══ MATERIALS PROVIDED ══

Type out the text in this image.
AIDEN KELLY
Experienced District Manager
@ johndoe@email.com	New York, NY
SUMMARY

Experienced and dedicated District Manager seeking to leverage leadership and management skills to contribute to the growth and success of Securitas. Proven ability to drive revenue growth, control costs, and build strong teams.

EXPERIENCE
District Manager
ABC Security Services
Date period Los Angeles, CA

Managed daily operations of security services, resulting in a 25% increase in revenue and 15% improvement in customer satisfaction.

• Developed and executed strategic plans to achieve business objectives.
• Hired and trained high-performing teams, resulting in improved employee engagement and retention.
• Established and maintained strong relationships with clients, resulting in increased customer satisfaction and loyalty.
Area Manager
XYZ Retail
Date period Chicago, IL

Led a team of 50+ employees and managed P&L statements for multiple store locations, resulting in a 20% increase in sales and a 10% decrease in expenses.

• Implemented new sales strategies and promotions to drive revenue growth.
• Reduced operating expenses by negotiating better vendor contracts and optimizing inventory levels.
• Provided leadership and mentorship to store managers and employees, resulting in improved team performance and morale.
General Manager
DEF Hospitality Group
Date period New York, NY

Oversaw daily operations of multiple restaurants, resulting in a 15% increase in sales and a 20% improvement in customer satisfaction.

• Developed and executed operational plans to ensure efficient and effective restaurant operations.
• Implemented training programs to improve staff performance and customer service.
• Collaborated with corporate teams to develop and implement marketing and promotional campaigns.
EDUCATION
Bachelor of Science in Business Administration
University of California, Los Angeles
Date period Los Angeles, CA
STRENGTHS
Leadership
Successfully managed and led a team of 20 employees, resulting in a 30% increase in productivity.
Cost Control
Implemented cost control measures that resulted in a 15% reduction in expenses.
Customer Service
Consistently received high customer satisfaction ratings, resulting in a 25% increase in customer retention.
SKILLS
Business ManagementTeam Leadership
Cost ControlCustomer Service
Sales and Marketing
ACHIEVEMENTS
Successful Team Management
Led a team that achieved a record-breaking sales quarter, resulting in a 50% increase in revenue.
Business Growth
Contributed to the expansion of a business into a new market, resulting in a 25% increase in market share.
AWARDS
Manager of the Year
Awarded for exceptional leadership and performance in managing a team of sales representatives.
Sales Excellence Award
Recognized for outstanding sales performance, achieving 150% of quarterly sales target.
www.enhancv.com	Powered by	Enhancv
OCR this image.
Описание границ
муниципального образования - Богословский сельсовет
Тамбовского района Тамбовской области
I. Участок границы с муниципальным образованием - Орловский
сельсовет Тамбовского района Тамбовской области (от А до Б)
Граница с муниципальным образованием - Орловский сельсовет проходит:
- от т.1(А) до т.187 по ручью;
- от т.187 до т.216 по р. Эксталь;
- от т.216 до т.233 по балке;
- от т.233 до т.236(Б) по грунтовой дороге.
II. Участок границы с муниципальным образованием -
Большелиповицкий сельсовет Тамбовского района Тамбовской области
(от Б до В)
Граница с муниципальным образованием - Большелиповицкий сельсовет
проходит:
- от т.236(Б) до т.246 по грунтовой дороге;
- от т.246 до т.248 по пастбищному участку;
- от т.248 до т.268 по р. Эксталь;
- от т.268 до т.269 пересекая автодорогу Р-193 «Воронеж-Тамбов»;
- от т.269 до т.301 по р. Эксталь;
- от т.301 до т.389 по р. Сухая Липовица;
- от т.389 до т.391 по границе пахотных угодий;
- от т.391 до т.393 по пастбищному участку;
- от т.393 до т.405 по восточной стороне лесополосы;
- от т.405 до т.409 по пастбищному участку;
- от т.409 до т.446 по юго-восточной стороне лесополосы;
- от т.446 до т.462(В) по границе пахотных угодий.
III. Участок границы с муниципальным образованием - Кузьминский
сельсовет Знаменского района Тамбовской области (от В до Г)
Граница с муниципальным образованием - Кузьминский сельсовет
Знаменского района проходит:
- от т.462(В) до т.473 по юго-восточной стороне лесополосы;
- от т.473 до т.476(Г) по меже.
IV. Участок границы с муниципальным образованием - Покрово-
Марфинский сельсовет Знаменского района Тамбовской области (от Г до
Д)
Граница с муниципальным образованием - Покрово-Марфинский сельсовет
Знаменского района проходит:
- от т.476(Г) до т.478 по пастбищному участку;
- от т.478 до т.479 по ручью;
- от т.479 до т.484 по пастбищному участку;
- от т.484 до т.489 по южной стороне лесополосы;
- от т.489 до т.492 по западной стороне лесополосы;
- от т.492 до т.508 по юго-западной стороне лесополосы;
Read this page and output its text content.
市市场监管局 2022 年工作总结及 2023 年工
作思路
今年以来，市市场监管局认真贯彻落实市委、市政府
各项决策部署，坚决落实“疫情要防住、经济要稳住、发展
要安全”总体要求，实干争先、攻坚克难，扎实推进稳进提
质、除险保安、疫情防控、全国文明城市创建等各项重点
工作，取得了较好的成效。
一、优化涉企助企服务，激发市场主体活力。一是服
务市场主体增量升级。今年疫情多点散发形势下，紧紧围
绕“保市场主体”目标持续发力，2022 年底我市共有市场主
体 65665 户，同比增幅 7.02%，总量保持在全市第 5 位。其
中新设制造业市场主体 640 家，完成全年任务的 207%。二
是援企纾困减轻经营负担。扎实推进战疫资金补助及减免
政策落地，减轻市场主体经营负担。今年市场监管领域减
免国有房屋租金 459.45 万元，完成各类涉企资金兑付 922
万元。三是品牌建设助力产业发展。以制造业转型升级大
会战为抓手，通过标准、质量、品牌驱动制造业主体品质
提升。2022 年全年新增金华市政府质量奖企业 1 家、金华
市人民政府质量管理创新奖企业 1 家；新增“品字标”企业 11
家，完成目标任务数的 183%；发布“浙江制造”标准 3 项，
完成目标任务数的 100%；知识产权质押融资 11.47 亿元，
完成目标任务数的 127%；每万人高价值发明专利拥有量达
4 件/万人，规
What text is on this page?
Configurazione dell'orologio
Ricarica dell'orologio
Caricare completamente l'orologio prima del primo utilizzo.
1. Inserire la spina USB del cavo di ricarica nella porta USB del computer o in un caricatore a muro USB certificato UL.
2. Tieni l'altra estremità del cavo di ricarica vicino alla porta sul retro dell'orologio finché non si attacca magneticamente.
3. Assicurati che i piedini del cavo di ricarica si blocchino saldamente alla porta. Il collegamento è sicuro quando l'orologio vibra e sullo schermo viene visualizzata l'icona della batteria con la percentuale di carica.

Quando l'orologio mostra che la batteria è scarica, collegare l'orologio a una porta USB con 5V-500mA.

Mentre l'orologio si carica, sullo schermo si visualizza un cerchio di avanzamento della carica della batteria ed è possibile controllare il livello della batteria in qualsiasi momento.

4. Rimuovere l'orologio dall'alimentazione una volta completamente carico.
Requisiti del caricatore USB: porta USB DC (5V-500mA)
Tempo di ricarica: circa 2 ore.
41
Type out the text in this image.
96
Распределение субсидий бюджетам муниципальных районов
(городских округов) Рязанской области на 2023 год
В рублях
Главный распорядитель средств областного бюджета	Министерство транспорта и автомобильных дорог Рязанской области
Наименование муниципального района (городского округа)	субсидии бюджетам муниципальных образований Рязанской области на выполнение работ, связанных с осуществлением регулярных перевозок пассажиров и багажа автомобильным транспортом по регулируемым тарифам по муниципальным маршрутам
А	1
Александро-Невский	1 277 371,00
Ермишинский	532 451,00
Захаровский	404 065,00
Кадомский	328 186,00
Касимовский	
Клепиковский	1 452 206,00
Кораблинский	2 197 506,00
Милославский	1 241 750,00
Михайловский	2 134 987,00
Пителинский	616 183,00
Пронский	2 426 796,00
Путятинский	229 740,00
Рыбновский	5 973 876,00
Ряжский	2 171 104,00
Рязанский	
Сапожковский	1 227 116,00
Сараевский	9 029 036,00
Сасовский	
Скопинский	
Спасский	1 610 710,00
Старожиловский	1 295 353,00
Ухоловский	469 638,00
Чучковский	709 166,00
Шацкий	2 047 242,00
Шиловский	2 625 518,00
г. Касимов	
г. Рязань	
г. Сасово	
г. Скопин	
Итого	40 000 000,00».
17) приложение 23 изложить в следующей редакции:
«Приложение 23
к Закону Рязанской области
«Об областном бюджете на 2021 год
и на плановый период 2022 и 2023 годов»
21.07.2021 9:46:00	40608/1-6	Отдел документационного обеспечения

═══

== WHAT THE TASK REQUIRES ==
Each line that has the word "дороге" should be copied.

== EXERCISE RESPONSE ==
- от т.233 до т.236(Б) по грунтовой дороге.
- от т.236(Б) до т.246 по грунтовой дороге;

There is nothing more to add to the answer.